Set problem:
Select each line where the word "yang" appears.

Entries provided:
########
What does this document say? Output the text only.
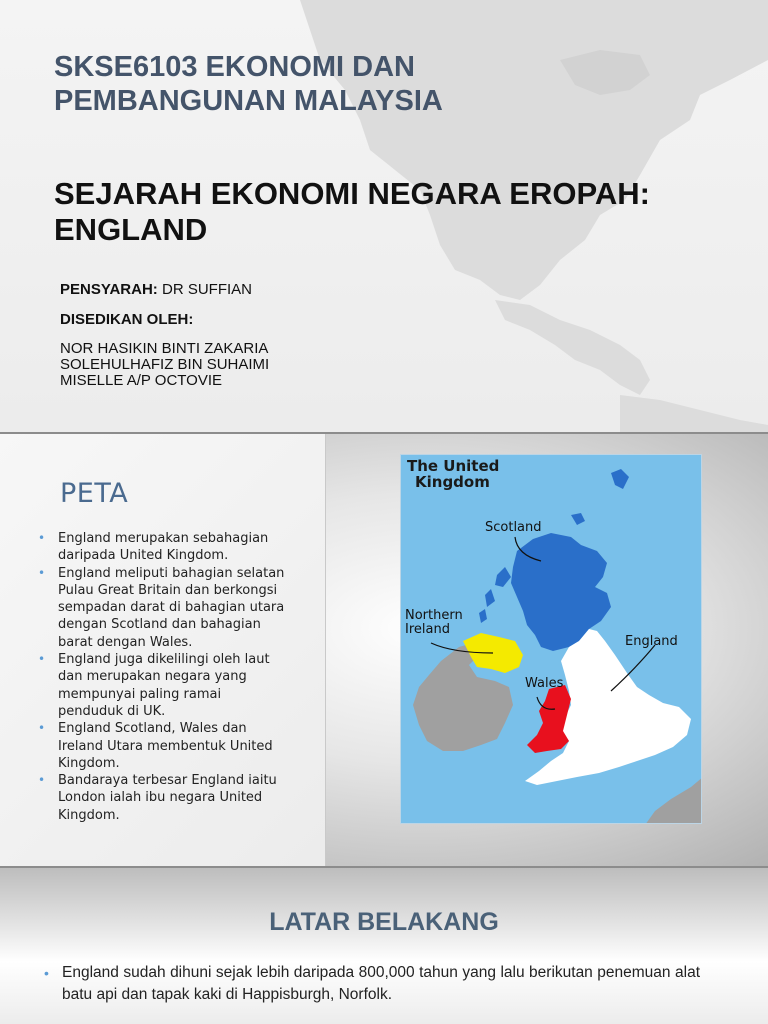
SKSE6103 EKONOMI DAN PEMBANGUNAN MALAYSIA
SEJARAH EKONOMI NEGARA EROPAH: ENGLAND
PENSYARAH: DR SUFFIAN
DISEDIKAN OLEH:
NOR HASIKIN BINTI ZAKARIA
SOLEHULHAFIZ BIN SUHAIMI
MISELLE A/P OCTOVIE
PETA
• England merupakan sebahagian daripada United Kingdom.
• England meliputi bahagian selatan Pulau Great Britain dan berkongsi sempadan darat di bahagian utara dengan Scotland dan bahagian barat dengan Wales.
• England juga dikelilingi oleh laut dan merupakan negara yang mempunyai paling ramai penduduk di UK.
• England Scotland, Wales dan Ireland Utara membentuk United Kingdom.
• Bandaraya terbesar England iaitu London ialah ibu negara United Kingdom.
The United
Kingdom
Scotland
Northern
Ireland
England
Wales
LATAR BELAKANG
• England sudah dihuni sejak lebih daripada 800,000 tahun yang lalu berikutan penemuan alat batu api dan tapak kaki di Happisburgh, Norfolk.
########
Worked solution:
• England juga dikelilingi oleh laut dan merupakan negara yang mempunyai paling ramai penduduk di UK.
• England sudah dihuni sejak lebih daripada 800,000 tahun yang lalu berikutan penemuan alat batu api dan tapak kaki di Happisburgh, Norfolk.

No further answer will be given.